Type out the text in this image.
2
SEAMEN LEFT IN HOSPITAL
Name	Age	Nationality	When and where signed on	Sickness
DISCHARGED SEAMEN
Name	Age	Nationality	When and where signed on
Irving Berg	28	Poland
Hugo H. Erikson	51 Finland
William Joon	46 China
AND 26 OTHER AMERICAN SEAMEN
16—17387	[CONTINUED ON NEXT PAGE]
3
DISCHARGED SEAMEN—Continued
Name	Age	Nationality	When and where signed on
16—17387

------------------------

*Exercise directions*:
In the material above, show every line where the word "DISCHARGED" turns up.

*Exercise output*:
DISCHARGED SEAMEN
DISCHARGED SEAMEN—Continued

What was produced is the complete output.